◆ EXERCISE DESCRIPTION ◆
Search the data for the word "structure" and copy every line where it occurs.

◆ DATA ENTRIES ◆
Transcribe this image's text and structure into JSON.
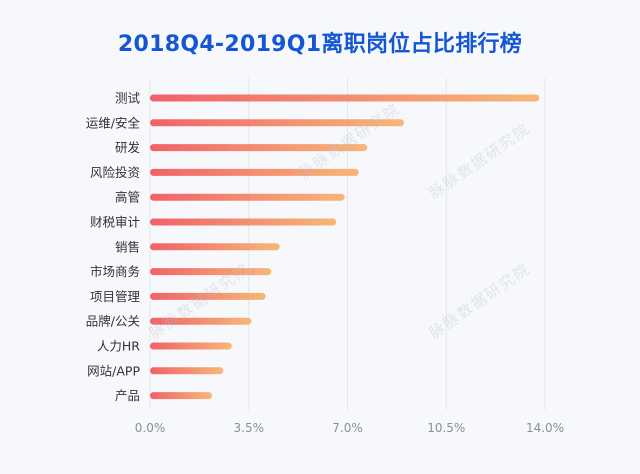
{
  "chart_data": {
    "type": "bar",
    "orientation": "horizontal",
    "title": "2018Q4-2019Q1离职岗位占比排行榜",
    "categories": [
      "测试",
      "运维/安全",
      "研发",
      "风险投资",
      "高管",
      "财税审计",
      "销售",
      "市场商务",
      "项目管理",
      "品牌/公关",
      "人力HR",
      "网站/APP",
      "产品"
    ],
    "values": [
      13.8,
      9.0,
      7.7,
      7.4,
      6.9,
      6.6,
      4.6,
      4.3,
      4.1,
      3.6,
      2.9,
      2.6,
      2.2
    ],
    "xlim": [
      0,
      14.0
    ],
    "xticks": [
      "0.0%",
      "3.5%",
      "7.0%",
      "10.5%",
      "14.0%"
    ],
    "xtick_values": [
      0,
      3.5,
      7.0,
      10.5,
      14.0
    ],
    "grid": true,
    "bar_gradient": [
      "#f0626a",
      "#f7b777"
    ],
    "title_color": "#1556d4"
  },
  "watermarks": [
    "脉脉数据研究院",
    "脉脉数据研究院",
    "脉脉数据研究院",
    "脉脉数据研究院"
  ]
}
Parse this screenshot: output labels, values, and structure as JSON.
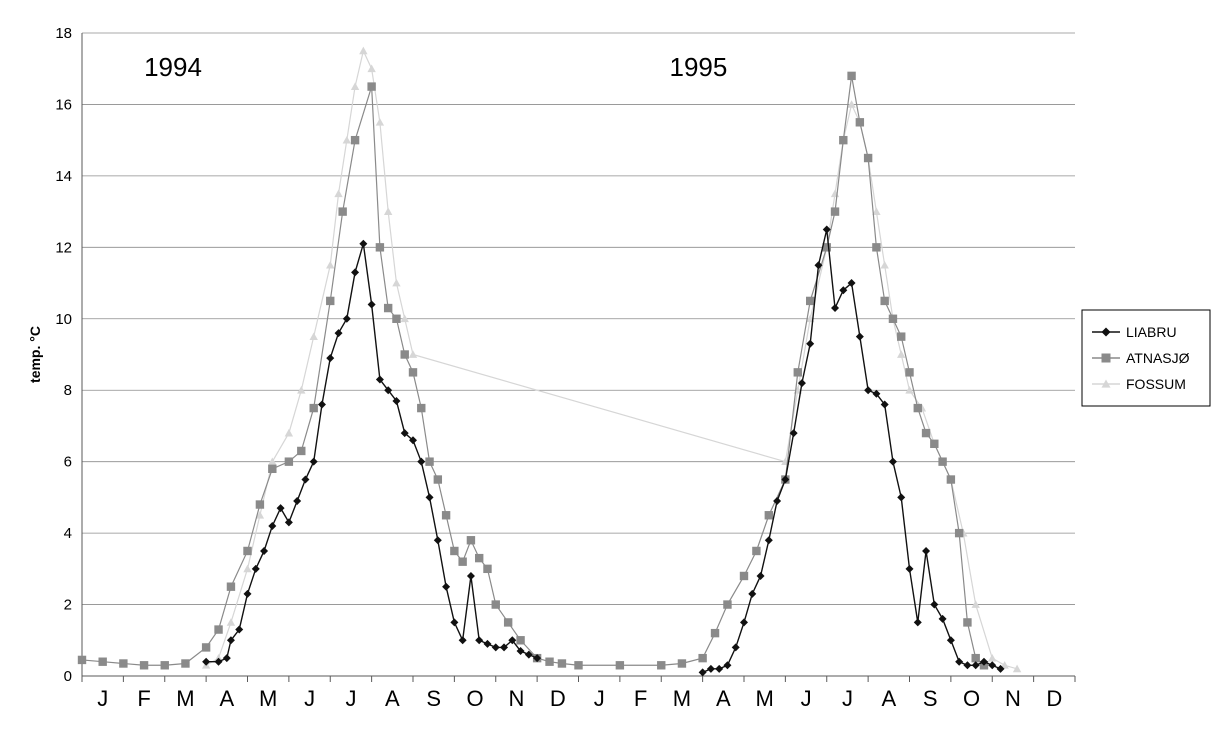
{
  "chart_data": {
    "type": "line",
    "ylabel": "temp. °C",
    "ylim": [
      0,
      18
    ],
    "yticks": [
      "0",
      "2",
      "4",
      "6",
      "8",
      "10",
      "12",
      "14",
      "16",
      "18"
    ],
    "xlim": [
      0,
      24
    ],
    "month_labels": [
      "J",
      "F",
      "M",
      "A",
      "M",
      "J",
      "J",
      "A",
      "S",
      "O",
      "N",
      "D",
      "J",
      "F",
      "M",
      "A",
      "M",
      "J",
      "J",
      "A",
      "S",
      "O",
      "N",
      "D"
    ],
    "annotations": [
      "1994",
      "1995"
    ],
    "grid": "horizontal",
    "legend_position": "right",
    "series": [
      {
        "name": "LIABRU",
        "color": "#111111",
        "marker": "diamond",
        "x": [
          3.0,
          3.3,
          3.5,
          3.6,
          3.8,
          4.0,
          4.2,
          4.4,
          4.6,
          4.8,
          5.0,
          5.2,
          5.4,
          5.6,
          5.8,
          6.0,
          6.2,
          6.4,
          6.6,
          6.8,
          7.0,
          7.2,
          7.4,
          7.6,
          7.8,
          8.0,
          8.2,
          8.4,
          8.6,
          8.8,
          9.0,
          9.2,
          9.4,
          9.6,
          9.8,
          10.0,
          10.2,
          10.4,
          10.6,
          10.8,
          11.0,
          12.0,
          13.0,
          14.0,
          15.0,
          15.2,
          15.4,
          15.6,
          15.8,
          16.0,
          16.2,
          16.4,
          16.6,
          16.8,
          17.0,
          17.2,
          17.4,
          17.6,
          17.8,
          18.0,
          18.2,
          18.4,
          18.6,
          18.8,
          19.0,
          19.2,
          19.4,
          19.6,
          19.8,
          20.0,
          20.2,
          20.4,
          20.6,
          20.8,
          21.0,
          21.2,
          21.4,
          21.6,
          21.8,
          22.0,
          22.2,
          22.4,
          22.6,
          22.8,
          23.0
        ],
        "y": [
          0.4,
          0.4,
          0.5,
          1.0,
          1.3,
          2.3,
          3.0,
          3.5,
          4.2,
          4.7,
          4.3,
          4.9,
          5.5,
          6.0,
          7.6,
          8.9,
          9.6,
          10.0,
          11.3,
          12.1,
          10.4,
          8.3,
          8.0,
          7.7,
          6.8,
          6.6,
          6.0,
          5.0,
          3.8,
          2.5,
          1.5,
          1.0,
          2.8,
          1.0,
          0.9,
          0.8,
          0.8,
          1.0,
          0.7,
          0.6,
          0.5,
          null,
          null,
          null,
          0.1,
          0.2,
          0.2,
          0.3,
          0.8,
          1.5,
          2.3,
          2.8,
          3.8,
          4.9,
          5.5,
          6.8,
          8.2,
          9.3,
          11.5,
          12.5,
          10.3,
          10.8,
          11.0,
          9.5,
          8.0,
          7.9,
          7.6,
          6.0,
          5.0,
          3.0,
          1.5,
          3.5,
          2.0,
          1.6,
          1.0,
          0.4,
          0.3,
          0.3,
          0.4,
          0.3,
          0.2,
          null,
          null,
          null,
          null
        ]
      },
      {
        "name": "ATNASJØ",
        "color": "#8a8a8a",
        "marker": "square",
        "x": [
          0.0,
          0.5,
          1.0,
          1.5,
          2.0,
          2.5,
          3.0,
          3.3,
          3.6,
          4.0,
          4.3,
          4.6,
          5.0,
          5.3,
          5.6,
          6.0,
          6.3,
          6.6,
          7.0,
          7.2,
          7.4,
          7.6,
          7.8,
          8.0,
          8.2,
          8.4,
          8.6,
          8.8,
          9.0,
          9.2,
          9.4,
          9.6,
          9.8,
          10.0,
          10.3,
          10.6,
          11.0,
          11.3,
          11.6,
          12.0,
          13.0,
          14.0,
          14.5,
          15.0,
          15.3,
          15.6,
          16.0,
          16.3,
          16.6,
          17.0,
          17.3,
          17.6,
          18.0,
          18.2,
          18.4,
          18.6,
          18.8,
          19.0,
          19.2,
          19.4,
          19.6,
          19.8,
          20.0,
          20.2,
          20.4,
          20.6,
          20.8,
          21.0,
          21.2,
          21.4,
          21.6,
          21.8,
          22.0,
          22.3,
          22.6,
          23.0
        ],
        "y": [
          0.45,
          0.4,
          0.35,
          0.3,
          0.3,
          0.35,
          0.8,
          1.3,
          2.5,
          3.5,
          4.8,
          5.8,
          6.0,
          6.3,
          7.5,
          10.5,
          13.0,
          15.0,
          16.5,
          12.0,
          10.3,
          10.0,
          9.0,
          8.5,
          7.5,
          6.0,
          5.5,
          4.5,
          3.5,
          3.2,
          3.8,
          3.3,
          3.0,
          2.0,
          1.5,
          1.0,
          0.5,
          0.4,
          0.35,
          0.3,
          0.3,
          0.3,
          0.35,
          0.5,
          1.2,
          2.0,
          2.8,
          3.5,
          4.5,
          5.5,
          8.5,
          10.5,
          12.0,
          13.0,
          15.0,
          16.8,
          15.5,
          14.5,
          12.0,
          10.5,
          10.0,
          9.5,
          8.5,
          7.5,
          6.8,
          6.5,
          6.0,
          5.5,
          4.0,
          1.5,
          0.5,
          0.3,
          null,
          null,
          null,
          null
        ]
      },
      {
        "name": "FOSSUM",
        "color": "#d6d6d6",
        "marker": "triangle",
        "x": [
          3.0,
          3.3,
          3.6,
          4.0,
          4.3,
          4.6,
          5.0,
          5.3,
          5.6,
          6.0,
          6.2,
          6.4,
          6.6,
          6.8,
          7.0,
          7.2,
          7.4,
          7.6,
          7.8,
          8.0,
          17.0,
          17.3,
          17.6,
          18.0,
          18.2,
          18.4,
          18.6,
          18.8,
          19.0,
          19.2,
          19.4,
          19.6,
          19.8,
          20.0,
          20.3,
          20.6,
          21.0,
          21.3,
          21.6,
          22.0,
          22.3,
          22.6
        ],
        "y": [
          0.3,
          0.5,
          1.5,
          3.0,
          4.5,
          6.0,
          6.8,
          8.0,
          9.5,
          11.5,
          13.5,
          15.0,
          16.5,
          17.5,
          17.0,
          15.5,
          13.0,
          11.0,
          10.0,
          9.0,
          6.0,
          8.0,
          10.0,
          12.0,
          13.5,
          15.0,
          16.0,
          15.5,
          14.5,
          13.0,
          11.5,
          10.0,
          9.0,
          8.0,
          7.5,
          6.5,
          5.5,
          4.0,
          2.0,
          0.5,
          0.3,
          0.2
        ]
      }
    ]
  }
}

◆ SOLUTION TO THIS TASK ◆
Transcribe this image's text and structure into JSON.
Parse this screenshot: output labels, values, and structure as JSON.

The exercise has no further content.